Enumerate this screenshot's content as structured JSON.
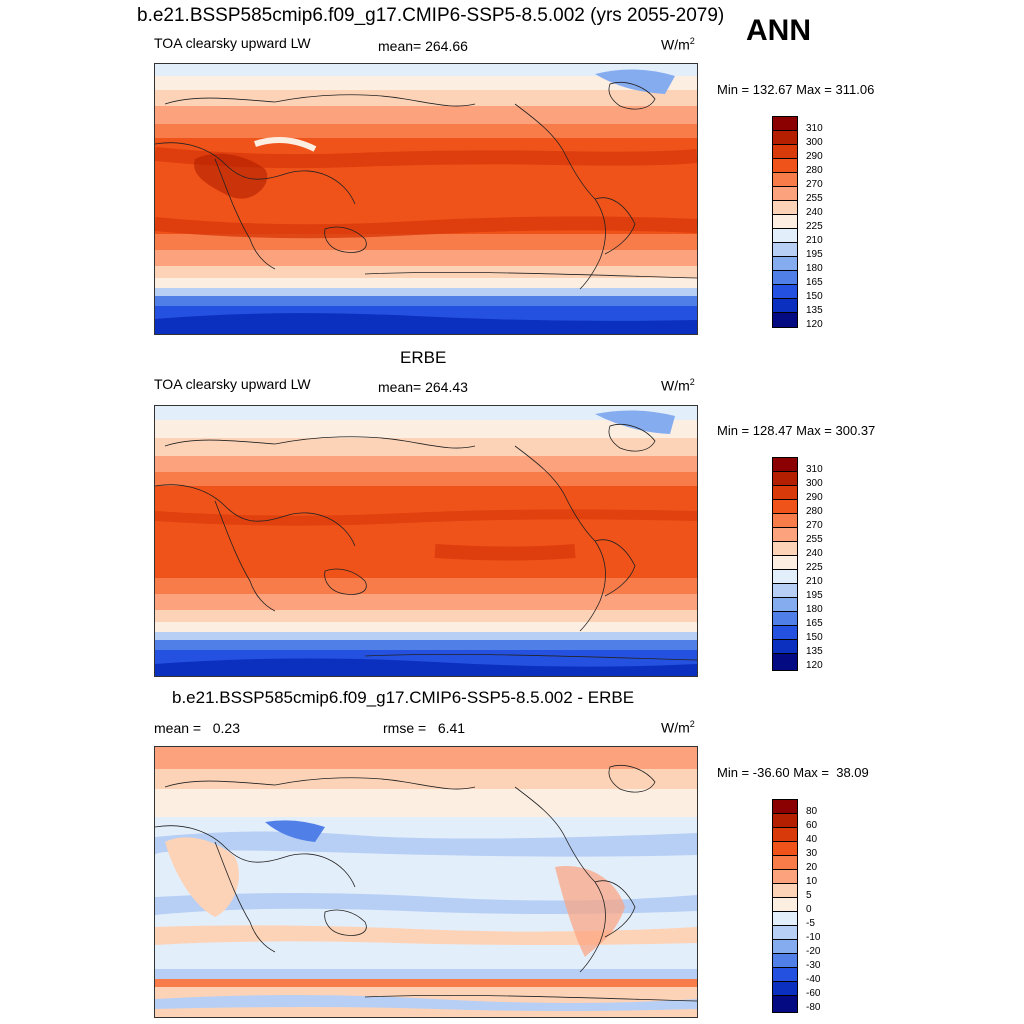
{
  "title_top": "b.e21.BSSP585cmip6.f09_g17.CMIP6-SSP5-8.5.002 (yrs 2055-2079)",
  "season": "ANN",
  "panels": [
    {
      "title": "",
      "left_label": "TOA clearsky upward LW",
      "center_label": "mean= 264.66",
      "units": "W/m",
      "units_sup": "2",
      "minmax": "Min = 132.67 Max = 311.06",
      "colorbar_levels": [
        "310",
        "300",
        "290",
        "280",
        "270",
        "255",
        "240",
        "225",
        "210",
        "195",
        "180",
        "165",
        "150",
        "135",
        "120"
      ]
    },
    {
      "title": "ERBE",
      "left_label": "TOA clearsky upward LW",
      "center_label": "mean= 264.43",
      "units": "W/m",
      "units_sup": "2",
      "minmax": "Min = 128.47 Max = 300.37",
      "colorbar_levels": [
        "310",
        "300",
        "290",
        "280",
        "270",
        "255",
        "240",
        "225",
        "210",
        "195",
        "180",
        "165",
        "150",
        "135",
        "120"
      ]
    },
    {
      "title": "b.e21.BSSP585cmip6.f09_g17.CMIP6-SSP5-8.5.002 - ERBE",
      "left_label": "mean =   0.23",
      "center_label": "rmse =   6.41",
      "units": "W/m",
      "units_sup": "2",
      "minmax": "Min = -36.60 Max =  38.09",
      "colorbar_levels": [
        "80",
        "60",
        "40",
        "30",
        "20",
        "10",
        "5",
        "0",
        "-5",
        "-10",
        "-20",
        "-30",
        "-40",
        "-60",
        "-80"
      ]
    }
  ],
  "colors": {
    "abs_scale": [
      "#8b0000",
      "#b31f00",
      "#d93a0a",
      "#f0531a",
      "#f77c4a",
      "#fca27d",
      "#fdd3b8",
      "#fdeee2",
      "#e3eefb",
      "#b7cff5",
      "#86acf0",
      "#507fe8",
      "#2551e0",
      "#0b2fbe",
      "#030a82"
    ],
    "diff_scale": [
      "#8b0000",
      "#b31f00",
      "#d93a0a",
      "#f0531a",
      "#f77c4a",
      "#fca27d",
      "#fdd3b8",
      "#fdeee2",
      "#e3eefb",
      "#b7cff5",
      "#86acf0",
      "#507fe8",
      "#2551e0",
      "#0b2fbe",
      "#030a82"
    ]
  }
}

...

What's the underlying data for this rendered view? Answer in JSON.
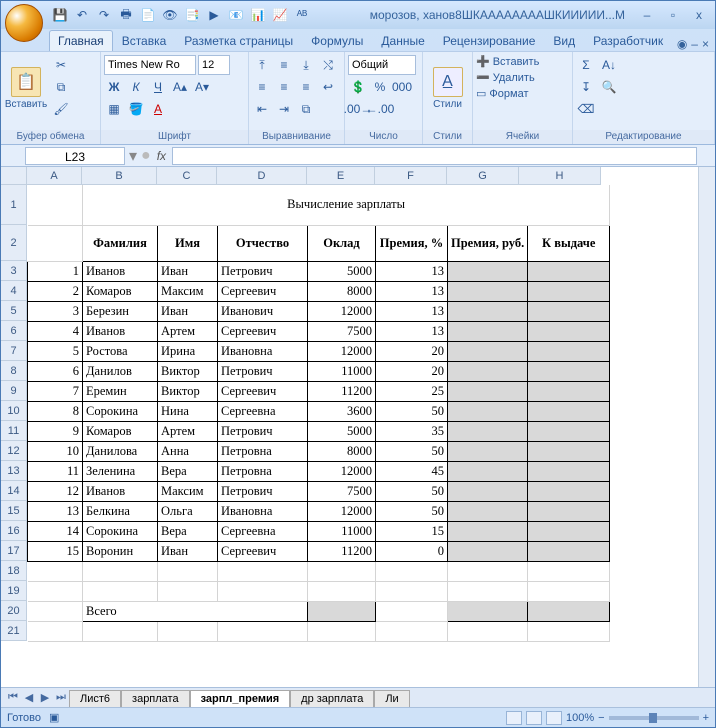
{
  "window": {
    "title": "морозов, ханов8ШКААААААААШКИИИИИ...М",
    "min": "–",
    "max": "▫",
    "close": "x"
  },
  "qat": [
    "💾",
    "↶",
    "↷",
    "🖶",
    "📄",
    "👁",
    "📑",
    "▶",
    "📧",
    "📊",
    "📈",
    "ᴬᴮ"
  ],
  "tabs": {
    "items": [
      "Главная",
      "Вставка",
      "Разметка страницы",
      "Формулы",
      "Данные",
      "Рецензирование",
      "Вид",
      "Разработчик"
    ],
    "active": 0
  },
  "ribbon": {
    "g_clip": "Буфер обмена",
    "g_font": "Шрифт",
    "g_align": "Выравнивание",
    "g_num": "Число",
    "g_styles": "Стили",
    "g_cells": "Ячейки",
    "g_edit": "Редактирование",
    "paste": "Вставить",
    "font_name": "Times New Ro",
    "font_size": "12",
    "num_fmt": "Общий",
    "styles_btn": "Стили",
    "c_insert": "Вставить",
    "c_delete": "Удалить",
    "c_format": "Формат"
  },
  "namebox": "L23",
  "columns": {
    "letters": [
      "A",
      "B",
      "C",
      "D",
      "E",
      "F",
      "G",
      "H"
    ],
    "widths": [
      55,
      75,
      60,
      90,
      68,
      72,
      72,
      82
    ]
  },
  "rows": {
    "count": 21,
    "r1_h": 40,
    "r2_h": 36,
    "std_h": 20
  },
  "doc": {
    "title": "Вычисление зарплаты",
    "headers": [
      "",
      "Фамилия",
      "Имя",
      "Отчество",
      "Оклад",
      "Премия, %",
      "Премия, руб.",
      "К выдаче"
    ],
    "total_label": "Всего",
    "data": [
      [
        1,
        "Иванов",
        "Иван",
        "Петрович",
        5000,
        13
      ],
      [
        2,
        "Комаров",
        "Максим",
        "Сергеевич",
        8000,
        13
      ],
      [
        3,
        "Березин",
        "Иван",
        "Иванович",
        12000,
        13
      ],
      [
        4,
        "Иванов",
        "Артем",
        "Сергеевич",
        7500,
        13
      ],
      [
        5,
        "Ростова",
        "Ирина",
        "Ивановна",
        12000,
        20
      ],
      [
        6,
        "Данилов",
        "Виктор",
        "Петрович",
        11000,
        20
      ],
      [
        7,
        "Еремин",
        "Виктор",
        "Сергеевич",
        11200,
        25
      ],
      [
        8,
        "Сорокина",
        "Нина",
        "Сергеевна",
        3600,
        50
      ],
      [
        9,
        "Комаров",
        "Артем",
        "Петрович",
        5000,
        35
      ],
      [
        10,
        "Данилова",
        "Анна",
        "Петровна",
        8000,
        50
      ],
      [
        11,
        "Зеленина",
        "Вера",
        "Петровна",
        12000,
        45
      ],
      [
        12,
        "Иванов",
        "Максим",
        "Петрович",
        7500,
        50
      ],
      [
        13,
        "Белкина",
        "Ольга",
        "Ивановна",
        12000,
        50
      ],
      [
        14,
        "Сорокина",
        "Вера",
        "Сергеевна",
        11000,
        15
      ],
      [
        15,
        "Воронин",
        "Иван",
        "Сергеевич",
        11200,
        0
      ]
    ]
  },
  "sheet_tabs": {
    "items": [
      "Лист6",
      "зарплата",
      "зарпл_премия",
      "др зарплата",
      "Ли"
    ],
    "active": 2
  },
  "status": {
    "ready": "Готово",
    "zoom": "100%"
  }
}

_Set task_
Of the lines in the records, how many contain the word "data"? Answer with the number and nothing else.

_Output below_
2